**Task brief:**
Write out every entry exactly as it appears.

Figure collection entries

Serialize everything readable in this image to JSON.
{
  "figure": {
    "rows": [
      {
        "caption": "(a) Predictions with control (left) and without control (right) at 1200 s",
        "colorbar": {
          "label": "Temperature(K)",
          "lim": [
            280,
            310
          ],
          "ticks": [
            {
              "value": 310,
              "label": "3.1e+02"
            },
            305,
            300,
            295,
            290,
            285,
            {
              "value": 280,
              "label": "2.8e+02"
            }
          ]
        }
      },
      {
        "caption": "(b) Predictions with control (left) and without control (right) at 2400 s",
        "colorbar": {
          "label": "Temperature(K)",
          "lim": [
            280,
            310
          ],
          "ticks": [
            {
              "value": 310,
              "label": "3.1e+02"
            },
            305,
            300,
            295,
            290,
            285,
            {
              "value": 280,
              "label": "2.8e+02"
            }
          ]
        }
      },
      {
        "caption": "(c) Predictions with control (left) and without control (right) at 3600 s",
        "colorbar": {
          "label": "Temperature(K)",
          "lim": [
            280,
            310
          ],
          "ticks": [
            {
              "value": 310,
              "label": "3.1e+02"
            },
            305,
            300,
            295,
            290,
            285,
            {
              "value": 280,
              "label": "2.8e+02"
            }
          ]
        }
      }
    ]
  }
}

**Solution to the exercise:**
Serialize everything readable in this image to JSON.
{
  "figure": {
    "rows": [
      {
        "caption": "(a) Predictions with control (left) and without control (right) at 1200 s",
        "colorbar": {
          "label": "Temperature(K)",
          "lim": [
            280,
            310
          ],
          "ticks": [
            {
              "value": 310,
              "label": "3.1e+02"
            },
            305,
            300,
            295,
            290,
            285,
            {
              "value": 280,
              "label": "2.8e+02"
            }
          ]
        }
      },
      {
        "caption": "(b) Predictions with control (left) and without control (right) at 2400 s",
        "colorbar": {
          "label": "Temperature(K)",
          "lim": [
            280,
            310
          ],
          "ticks": [
            {
              "value": 310,
              "label": "3.1e+02"
            },
            305,
            300,
            295,
            290,
            285,
            {
              "value": 280,
              "label": "2.8e+02"
            }
          ]
        }
      },
      {
        "caption": "(c) Predictions with control (left) and without control (right) at 3600 s",
        "colorbar": {
          "label": "Temperature(K)",
          "lim": [
            280,
            310
          ],
          "ticks": [
            {
              "value": 310,
              "label": "3.1e+02"
            },
            305,
            300,
            295,
            290,
            285,
            {
              "value": 280,
              "label": "2.8e+02"
            }
          ]
        }
      }
    ]
  }
}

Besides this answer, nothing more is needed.